* **REQUIREMENT**
Count how many lines in this material contain "selection". The answer is that number alone.

* **Data excerpts**
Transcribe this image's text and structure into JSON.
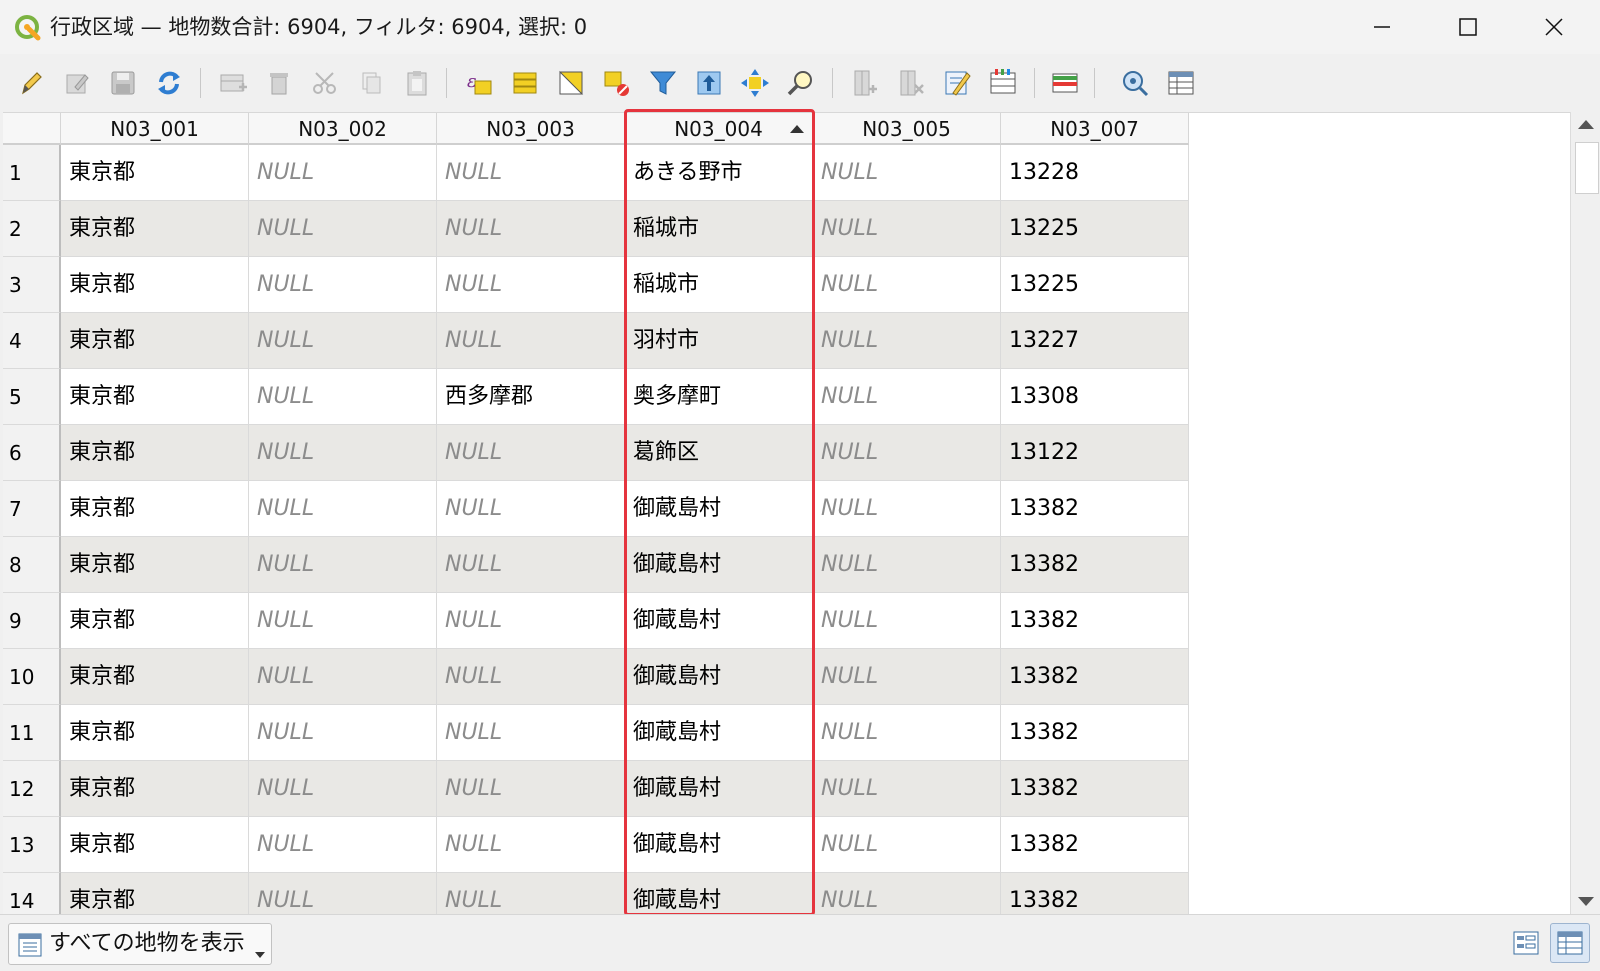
{
  "window": {
    "title": "行政区域 — 地物数合計: 6904, フィルタ: 6904, 選択: 0"
  },
  "toolbar": {
    "icons": [
      "pencil-icon",
      "edit-multiple-icon",
      "save-icon",
      "reload-icon",
      "add-feature-icon",
      "delete-icon",
      "cut-icon",
      "copy-icon",
      "paste-icon",
      "expression-select-icon",
      "select-all-icon",
      "invert-selection-icon",
      "deselect-icon",
      "filter-icon",
      "move-to-top-icon",
      "pan-to-selection-icon",
      "zoom-to-selection-icon",
      "new-field-icon",
      "delete-field-icon",
      "field-calculator-icon",
      "conditional-formatting-icon",
      "actions-icon",
      "dock-icon",
      "table-view-options-icon"
    ]
  },
  "table": {
    "columns": [
      "N03_001",
      "N03_002",
      "N03_003",
      "N03_004",
      "N03_005",
      "N03_007"
    ],
    "sorted_column": "N03_004",
    "rows": [
      [
        "1",
        "東京都",
        "NULL",
        "NULL",
        "あきる野市",
        "NULL",
        "13228"
      ],
      [
        "2",
        "東京都",
        "NULL",
        "NULL",
        "稲城市",
        "NULL",
        "13225"
      ],
      [
        "3",
        "東京都",
        "NULL",
        "NULL",
        "稲城市",
        "NULL",
        "13225"
      ],
      [
        "4",
        "東京都",
        "NULL",
        "NULL",
        "羽村市",
        "NULL",
        "13227"
      ],
      [
        "5",
        "東京都",
        "NULL",
        "西多摩郡",
        "奥多摩町",
        "NULL",
        "13308"
      ],
      [
        "6",
        "東京都",
        "NULL",
        "NULL",
        "葛飾区",
        "NULL",
        "13122"
      ],
      [
        "7",
        "東京都",
        "NULL",
        "NULL",
        "御蔵島村",
        "NULL",
        "13382"
      ],
      [
        "8",
        "東京都",
        "NULL",
        "NULL",
        "御蔵島村",
        "NULL",
        "13382"
      ],
      [
        "9",
        "東京都",
        "NULL",
        "NULL",
        "御蔵島村",
        "NULL",
        "13382"
      ],
      [
        "10",
        "東京都",
        "NULL",
        "NULL",
        "御蔵島村",
        "NULL",
        "13382"
      ],
      [
        "11",
        "東京都",
        "NULL",
        "NULL",
        "御蔵島村",
        "NULL",
        "13382"
      ],
      [
        "12",
        "東京都",
        "NULL",
        "NULL",
        "御蔵島村",
        "NULL",
        "13382"
      ],
      [
        "13",
        "東京都",
        "NULL",
        "NULL",
        "御蔵島村",
        "NULL",
        "13382"
      ],
      [
        "14",
        "東京都",
        "NULL",
        "NULL",
        "御蔵島村",
        "NULL",
        "13382"
      ]
    ]
  },
  "bottombar": {
    "filter_label": "すべての地物を表示"
  },
  "colors": {
    "highlight": "#e5343e",
    "alt_row": "#e9e8e5",
    "null_text": "#8c8c8c"
  }
}
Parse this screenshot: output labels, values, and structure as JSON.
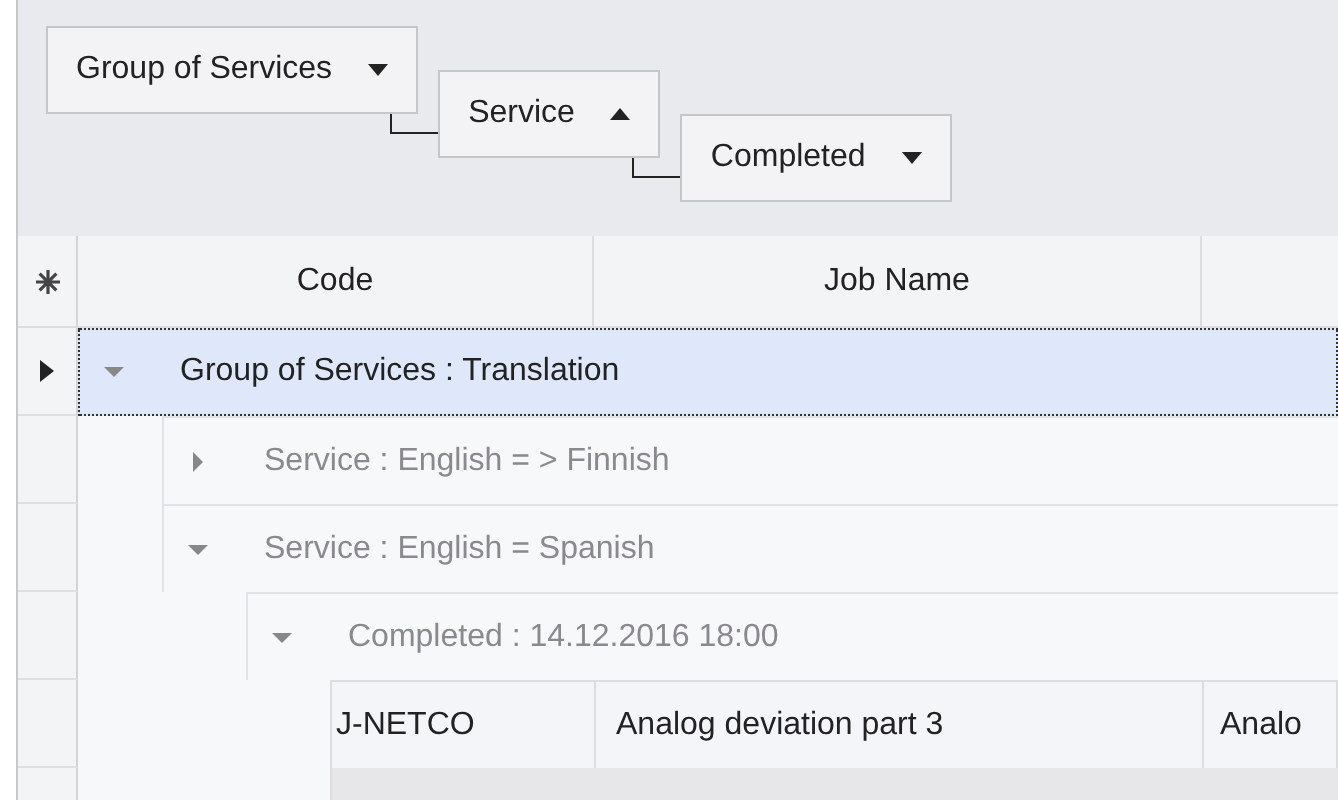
{
  "group_panel": {
    "chips": [
      {
        "label": "Group of Services",
        "ascending": false
      },
      {
        "label": "Service",
        "ascending": true
      },
      {
        "label": "Completed",
        "ascending": false
      }
    ]
  },
  "columns": [
    "Code",
    "Job Name"
  ],
  "groups": [
    {
      "label": "Group of Services : Translation",
      "expanded": true,
      "selected": true,
      "children": [
        {
          "label": "Service : English = > Finnish",
          "expanded": false,
          "selected": false
        },
        {
          "label": "Service : English = Spanish",
          "expanded": true,
          "selected": false,
          "children": [
            {
              "label": "Completed : 14.12.2016 18:00",
              "expanded": true,
              "selected": false,
              "rows": [
                {
                  "cells": [
                    "J-NETCO",
                    "Analog deviation part 3",
                    "Analo"
                  ]
                }
              ]
            }
          ]
        }
      ]
    }
  ]
}
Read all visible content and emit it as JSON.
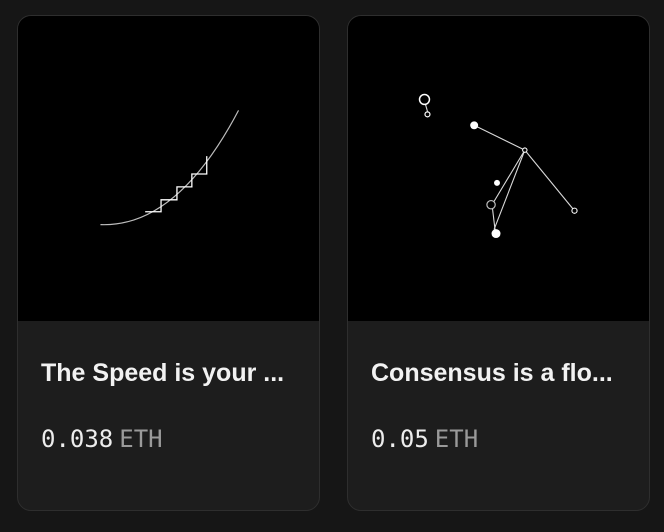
{
  "cards": [
    {
      "title": "The Speed is your ...",
      "price": "0.038",
      "currency": "ETH",
      "artwork_icon": "speed-curve-stairs-icon"
    },
    {
      "title": "Consensus is a flo...",
      "price": "0.05",
      "currency": "ETH",
      "artwork_icon": "constellation-nodes-icon"
    }
  ],
  "colors": {
    "page_background": "#161616",
    "card_background": "#1d1d1d",
    "art_background": "#000000",
    "title_text": "#f2f2f2",
    "currency_text": "#9a9a9a"
  }
}
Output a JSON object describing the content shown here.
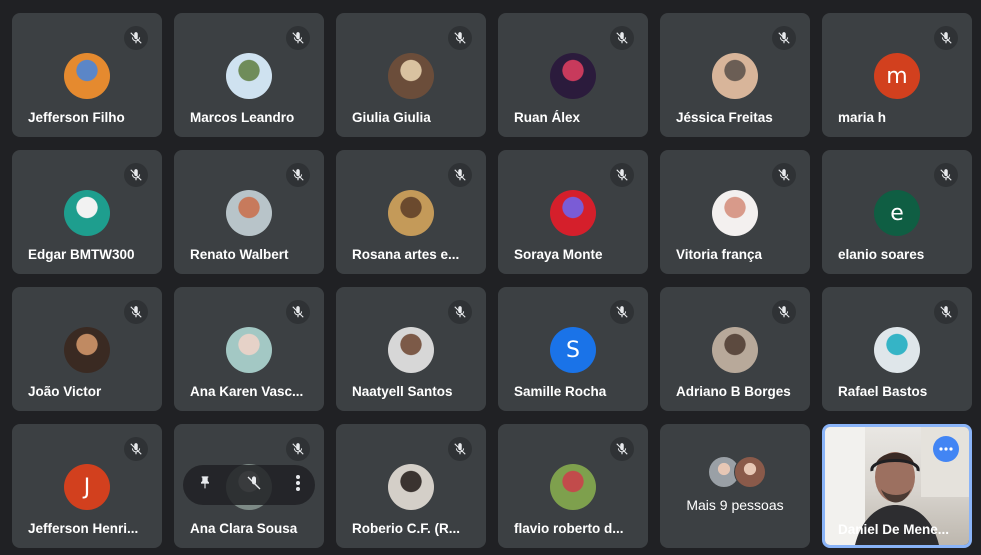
{
  "participants": [
    {
      "name": "Jefferson Filho",
      "avatar": "photo",
      "colors": [
        "#e58a2f",
        "#5b86c7"
      ]
    },
    {
      "name": "Marcos Leandro",
      "avatar": "photo",
      "colors": [
        "#cfe2f0",
        "#6f8c5a"
      ]
    },
    {
      "name": "Giulia Giulia",
      "avatar": "photo",
      "colors": [
        "#6b4d3a",
        "#d9c2a0"
      ]
    },
    {
      "name": "Ruan Álex",
      "avatar": "photo",
      "colors": [
        "#2b1b3c",
        "#c83a5c"
      ]
    },
    {
      "name": "Jéssica Freitas",
      "avatar": "photo",
      "colors": [
        "#d8b59a",
        "#6b5e55"
      ]
    },
    {
      "name": "maria h",
      "avatar": "letter",
      "letter": "m",
      "colors": [
        "#d2401e"
      ]
    },
    {
      "name": "Edgar BMTW300",
      "avatar": "photo",
      "colors": [
        "#1e9e8e",
        "#f2f2f2"
      ]
    },
    {
      "name": "Renato Walbert",
      "avatar": "photo",
      "colors": [
        "#b8c4c9",
        "#c77a5c"
      ]
    },
    {
      "name": "Rosana artes e...",
      "avatar": "photo",
      "colors": [
        "#c49a59",
        "#6b4a2e"
      ]
    },
    {
      "name": "Soraya Monte",
      "avatar": "photo",
      "colors": [
        "#d51f2b",
        "#7a5cd6"
      ]
    },
    {
      "name": "Vitoria frança",
      "avatar": "photo",
      "colors": [
        "#f3f0ef",
        "#d89a8a"
      ]
    },
    {
      "name": "elanio soares",
      "avatar": "letter",
      "letter": "e",
      "colors": [
        "#0f5e43"
      ]
    },
    {
      "name": "João Victor",
      "avatar": "photo",
      "colors": [
        "#3a2a22",
        "#c08a62"
      ]
    },
    {
      "name": "Ana Karen Vasc...",
      "avatar": "photo",
      "colors": [
        "#a3c8c4",
        "#e6d2c8"
      ]
    },
    {
      "name": "Naatyell Santos",
      "avatar": "photo",
      "colors": [
        "#d7d7d7",
        "#7c5a48"
      ]
    },
    {
      "name": "Samille Rocha",
      "avatar": "letter",
      "letter": "S",
      "colors": [
        "#1a73e8"
      ]
    },
    {
      "name": "Adriano B Borges",
      "avatar": "photo",
      "colors": [
        "#b8a99a",
        "#5c4a3f"
      ]
    },
    {
      "name": "Rafael Bastos",
      "avatar": "photo",
      "colors": [
        "#dfe6ea",
        "#35b4c6"
      ]
    },
    {
      "name": "Jefferson Henri...",
      "avatar": "letter",
      "letter": "J",
      "colors": [
        "#d2401e"
      ]
    },
    {
      "name": "Ana Clara Sousa",
      "avatar": "photo",
      "colors": [
        "#7d8a86",
        "#c6cfc8"
      ],
      "hover": true
    },
    {
      "name": "Roberio C.F. (R...",
      "avatar": "photo",
      "colors": [
        "#d4cfc8",
        "#3a3330"
      ]
    },
    {
      "name": "flavio roberto d...",
      "avatar": "photo",
      "colors": [
        "#7ea04d",
        "#c24b4b"
      ]
    }
  ],
  "more": {
    "label": "Mais 9 pessoas",
    "colors": [
      "#9aa0a6",
      "#8a5a4a"
    ]
  },
  "self": {
    "name": "Daniel De Mene..."
  }
}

* **TASK SOLUTION**
3